• _Extrait à lire_:
Tatouage - non sans risques !


  • Tatouage - non sans risques !

    Rochester, Etats-Unis -Le tatouage rencontre un engouement sans précédent dans toutes les couches de la société et à tout âge. En France, le nombre des salons de tatouage a littéralement explosé, passant de 4 seulement en 1980 à 2000 voir 3000 professionnels exerçant le tatouage comme activité principale en 2011, selon le Syndicat national des artistes tatoueurs.

    Or, cette pratique n'est pas dénuée de risques. Si l'équipement utilisé n'est pas à utilisation unique ou bien stérilisé, il existe, notamment, un risque de contracter des infections virales graves comme l'hépatite B, l'hépatite C ou le VIH.

    Moins grave, mais tout de même alarmant, une équipe de médecins de Rochester vient de rapporter des cas d'infection par la bactérie Mycobacterium chelonae sur les tatouages de 19 personnes (13 hommes et 6 femmes) dans les trois semaines qui ont suivi leur réalisation.

    Les résultats de leur étude ont été publiés dans le New England Journal of Medicine.

    Les tatouages ont tous été réalisés par le même salon professionnel de Rochester entre octobre et décembre 2011. L'infection s'est caractérisée par des éruptions papuleuses uniquement sur les zones de la peau tatouées par de l'encre grise.

    D'après un éditorial accompagnant l'article, ce type d'infection peut être difficile à diagnostiquer car les symptômes sont proches de l'allergie. Des cultures sont parfois nécessaires et peuvent prendre jusqu'à 6 semaines pour livrer un diagnostic. En ce qui concerne le traitement, le choix des antibiotiques peut être limité par le profil de susceptibilité des organismes et il peut être prolongé. Enfin, des complications comme la co-infection par le staphylocoque doré ont été décrites.

    Une contamination dès la fabrication
    Les biopsies réalisées par B. S. Kennedy et coll. (Monroe County Department of Public Health, Rochester, Etats-Unis) chez 17 de 19 patients ont permis d'isoler la bactérie chez 14 d'entre eux. La présence du pathogène a été confirmée par séquençage ADN.

• _Consigne_: Recopiez le passage du texte sur les risques du tatouage, de « D'après un éditorial » à « ont été décrites. ».

• _Matériel fourni_:
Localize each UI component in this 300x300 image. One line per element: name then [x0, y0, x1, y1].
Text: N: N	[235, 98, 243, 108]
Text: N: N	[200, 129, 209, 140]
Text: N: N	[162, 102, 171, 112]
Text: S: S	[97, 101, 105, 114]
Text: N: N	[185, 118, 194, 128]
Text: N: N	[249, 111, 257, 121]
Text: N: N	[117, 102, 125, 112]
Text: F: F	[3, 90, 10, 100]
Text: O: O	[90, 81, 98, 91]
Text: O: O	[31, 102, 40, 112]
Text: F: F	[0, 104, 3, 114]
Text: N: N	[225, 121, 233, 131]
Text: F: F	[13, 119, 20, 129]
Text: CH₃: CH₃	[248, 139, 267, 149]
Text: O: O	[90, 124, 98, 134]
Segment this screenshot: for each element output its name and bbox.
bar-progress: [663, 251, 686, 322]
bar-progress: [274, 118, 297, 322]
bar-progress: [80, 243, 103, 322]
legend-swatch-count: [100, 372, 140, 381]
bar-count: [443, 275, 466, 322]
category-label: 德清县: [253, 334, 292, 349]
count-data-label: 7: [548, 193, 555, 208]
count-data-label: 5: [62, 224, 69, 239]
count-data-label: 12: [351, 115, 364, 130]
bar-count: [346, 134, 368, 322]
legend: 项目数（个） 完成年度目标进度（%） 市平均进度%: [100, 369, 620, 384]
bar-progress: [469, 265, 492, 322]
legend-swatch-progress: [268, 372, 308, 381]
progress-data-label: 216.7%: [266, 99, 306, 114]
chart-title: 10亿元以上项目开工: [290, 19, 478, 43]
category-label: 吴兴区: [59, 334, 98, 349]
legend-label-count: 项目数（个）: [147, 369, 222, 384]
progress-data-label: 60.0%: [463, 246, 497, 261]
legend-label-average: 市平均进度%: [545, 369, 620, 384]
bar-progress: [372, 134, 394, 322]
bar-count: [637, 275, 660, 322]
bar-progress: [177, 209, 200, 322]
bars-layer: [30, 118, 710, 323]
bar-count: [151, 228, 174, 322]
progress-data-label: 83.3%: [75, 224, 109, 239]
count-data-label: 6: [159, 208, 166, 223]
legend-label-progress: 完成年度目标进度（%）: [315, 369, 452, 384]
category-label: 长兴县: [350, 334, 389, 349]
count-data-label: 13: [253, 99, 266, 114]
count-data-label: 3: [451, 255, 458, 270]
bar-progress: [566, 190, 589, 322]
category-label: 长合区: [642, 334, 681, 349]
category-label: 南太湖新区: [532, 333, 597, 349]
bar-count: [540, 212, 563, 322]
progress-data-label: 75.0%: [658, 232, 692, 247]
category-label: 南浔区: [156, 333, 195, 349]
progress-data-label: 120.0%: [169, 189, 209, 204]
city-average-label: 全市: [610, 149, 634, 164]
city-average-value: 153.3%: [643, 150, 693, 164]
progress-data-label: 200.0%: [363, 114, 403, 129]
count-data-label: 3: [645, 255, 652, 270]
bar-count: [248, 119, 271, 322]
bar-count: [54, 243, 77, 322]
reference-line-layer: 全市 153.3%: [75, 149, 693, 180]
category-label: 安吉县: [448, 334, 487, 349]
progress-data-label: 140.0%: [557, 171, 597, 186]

• _Réponse_:
D'après un éditorial accompagnant l'article, ce type d'infection peut être difficile à diagnostiquer car les symptômes sont proches de l'allergie. Des cultures sont parfois nécessaires et peuvent prendre jusqu'à 6 semaines pour livrer un diagnostic. En ce qui concerne le traitement, le choix des antibiotiques peut être limité par le profil de susceptibilité des organismes et il peut être prolongé. Enfin, des complications comme la co-infection par le staphylocoque doré ont été décrites.